Stored data entries
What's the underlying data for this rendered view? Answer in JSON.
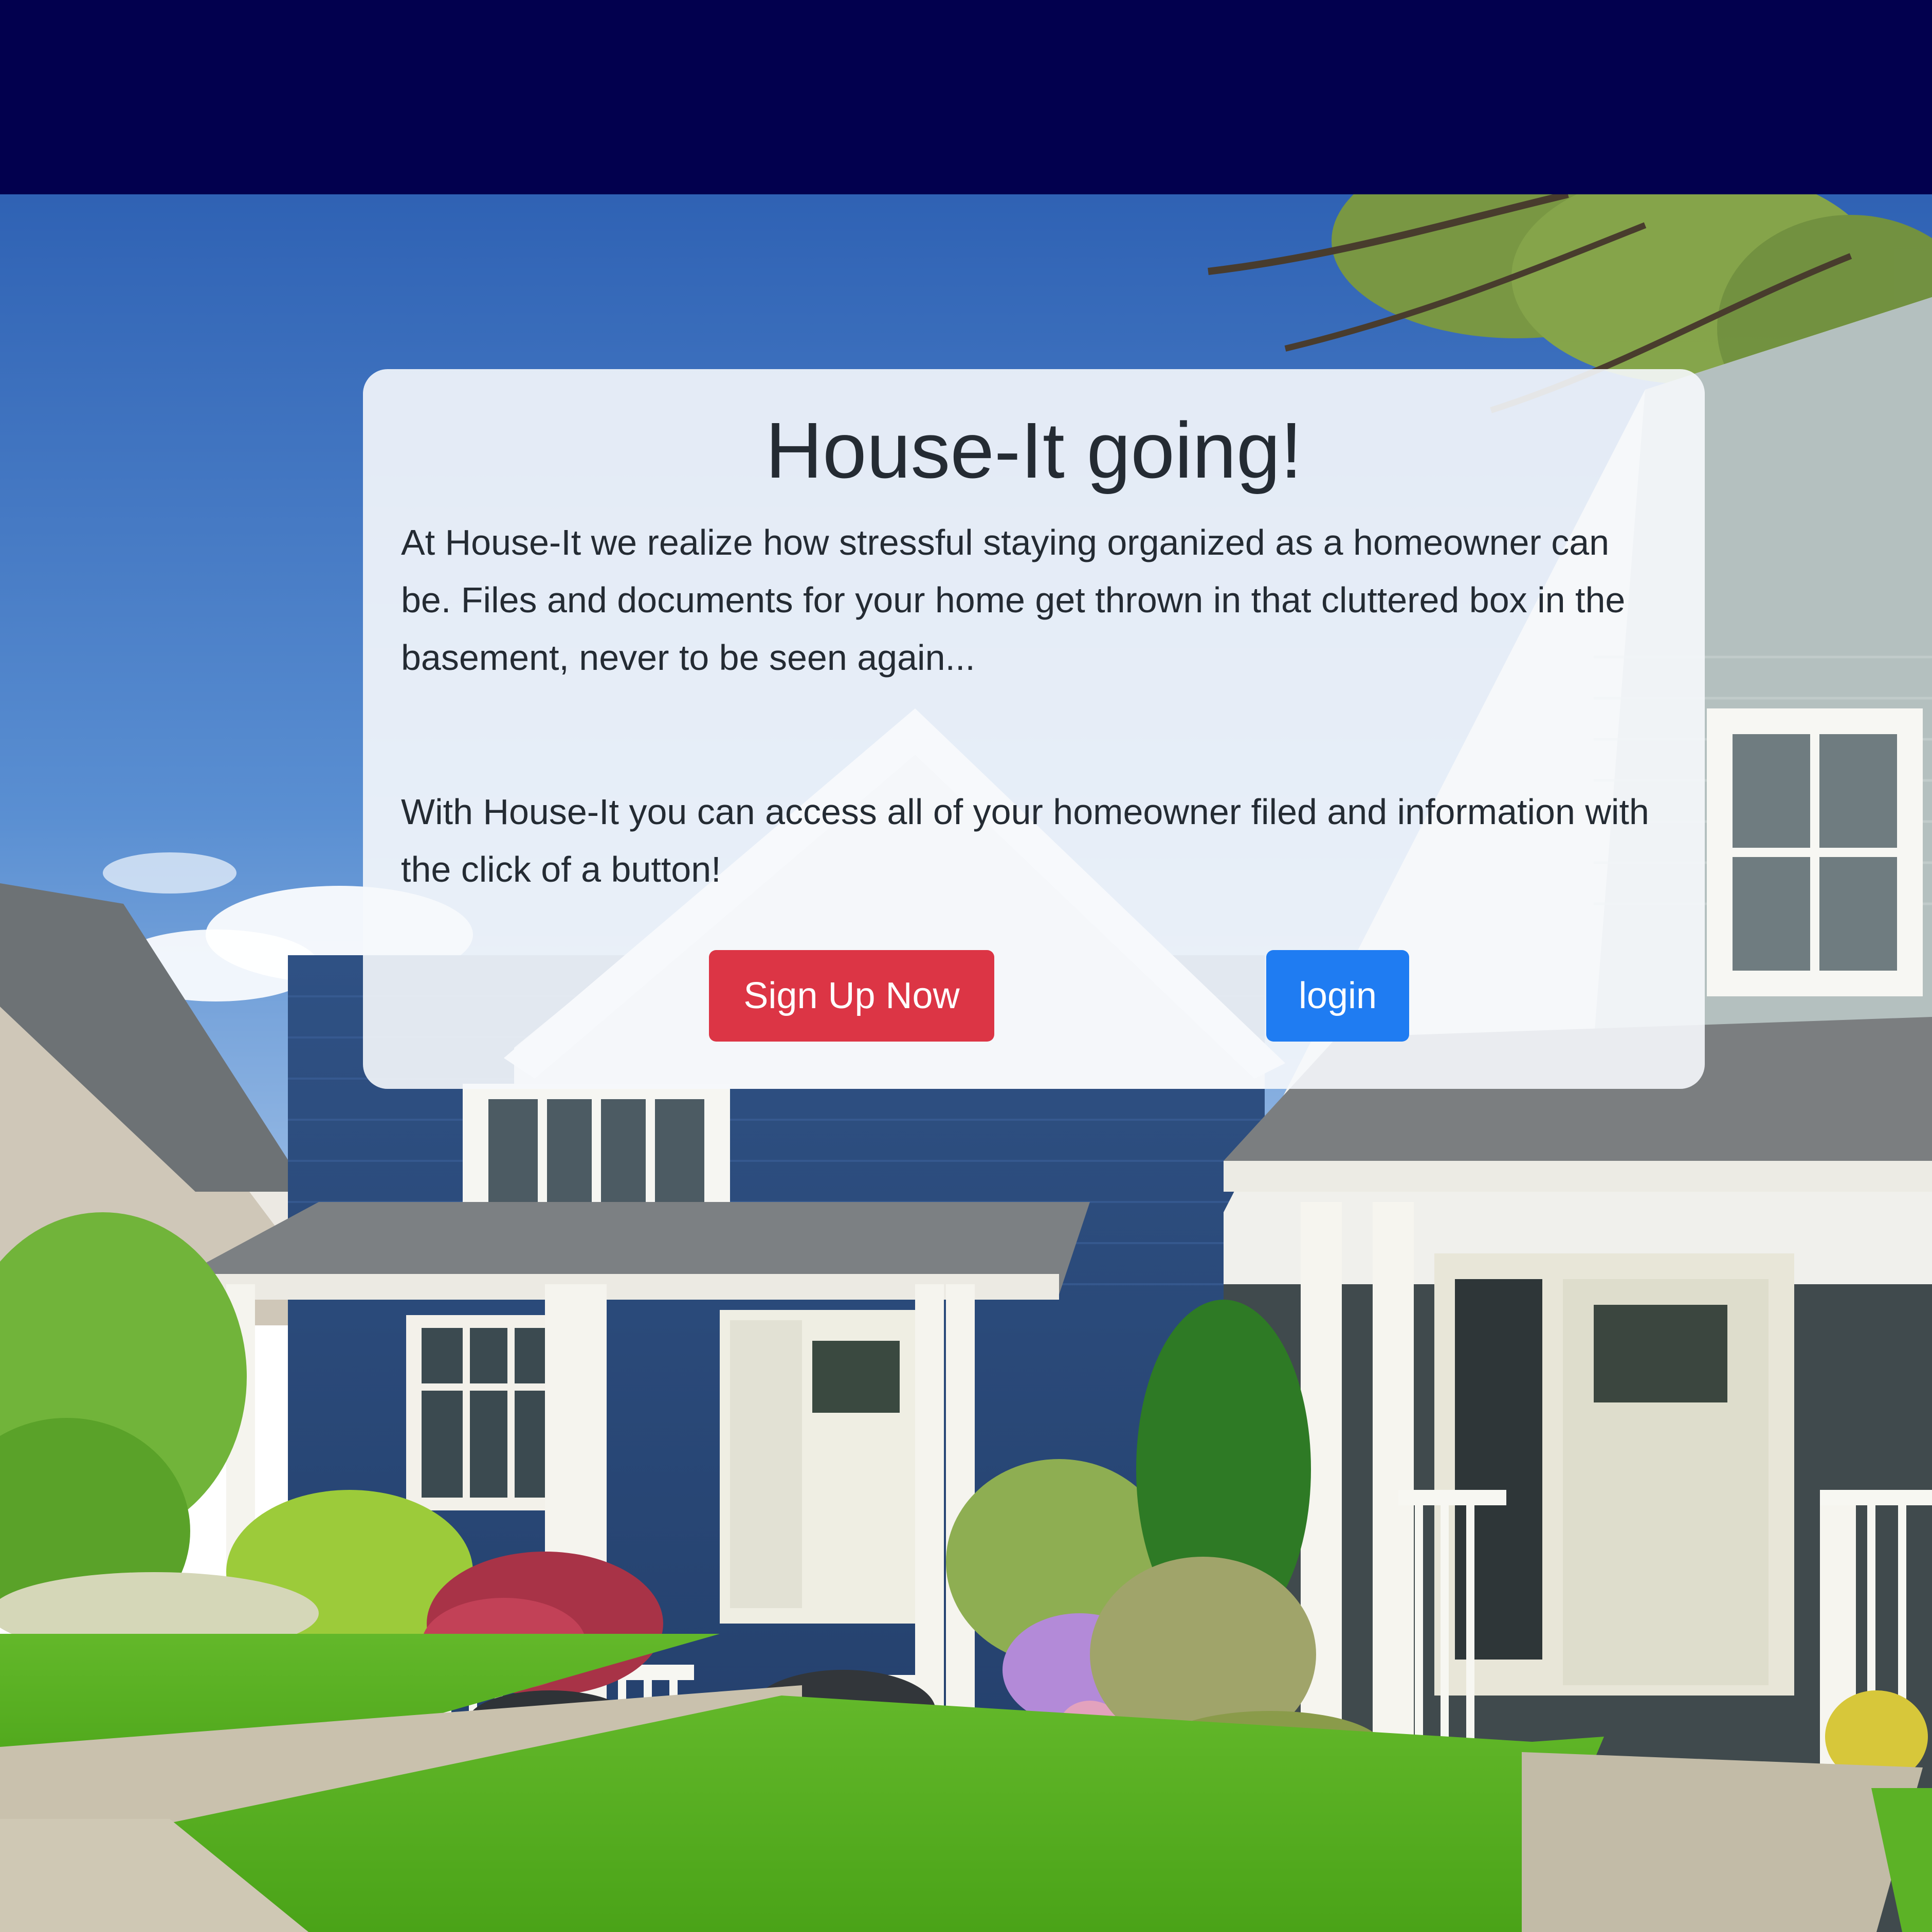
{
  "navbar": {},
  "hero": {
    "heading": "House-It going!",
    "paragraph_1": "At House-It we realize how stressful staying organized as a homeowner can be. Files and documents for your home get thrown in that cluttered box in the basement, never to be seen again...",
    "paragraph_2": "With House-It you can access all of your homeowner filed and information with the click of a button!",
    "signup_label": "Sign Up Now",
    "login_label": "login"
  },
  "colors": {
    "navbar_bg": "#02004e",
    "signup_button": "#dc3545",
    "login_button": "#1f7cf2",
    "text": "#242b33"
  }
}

Work to do
Do not include the images; transcribe the rest of the listing exactly.

Reply to the task
What's the underlying data for this rendered view? Answer in JSON.
{
  "navbar": {},
  "hero": {
    "heading": "House-It going!",
    "paragraph_1": "At House-It we realize how stressful staying organized as a homeowner can be. Files and documents for your home get thrown in that cluttered box in the basement, never to be seen again...",
    "paragraph_2": "With House-It you can access all of your homeowner filed and information with the click of a button!",
    "signup_label": "Sign Up Now",
    "login_label": "login"
  },
  "colors": {
    "navbar_bg": "#02004e",
    "signup_button": "#dc3545",
    "login_button": "#1f7cf2",
    "text": "#242b33"
  }
}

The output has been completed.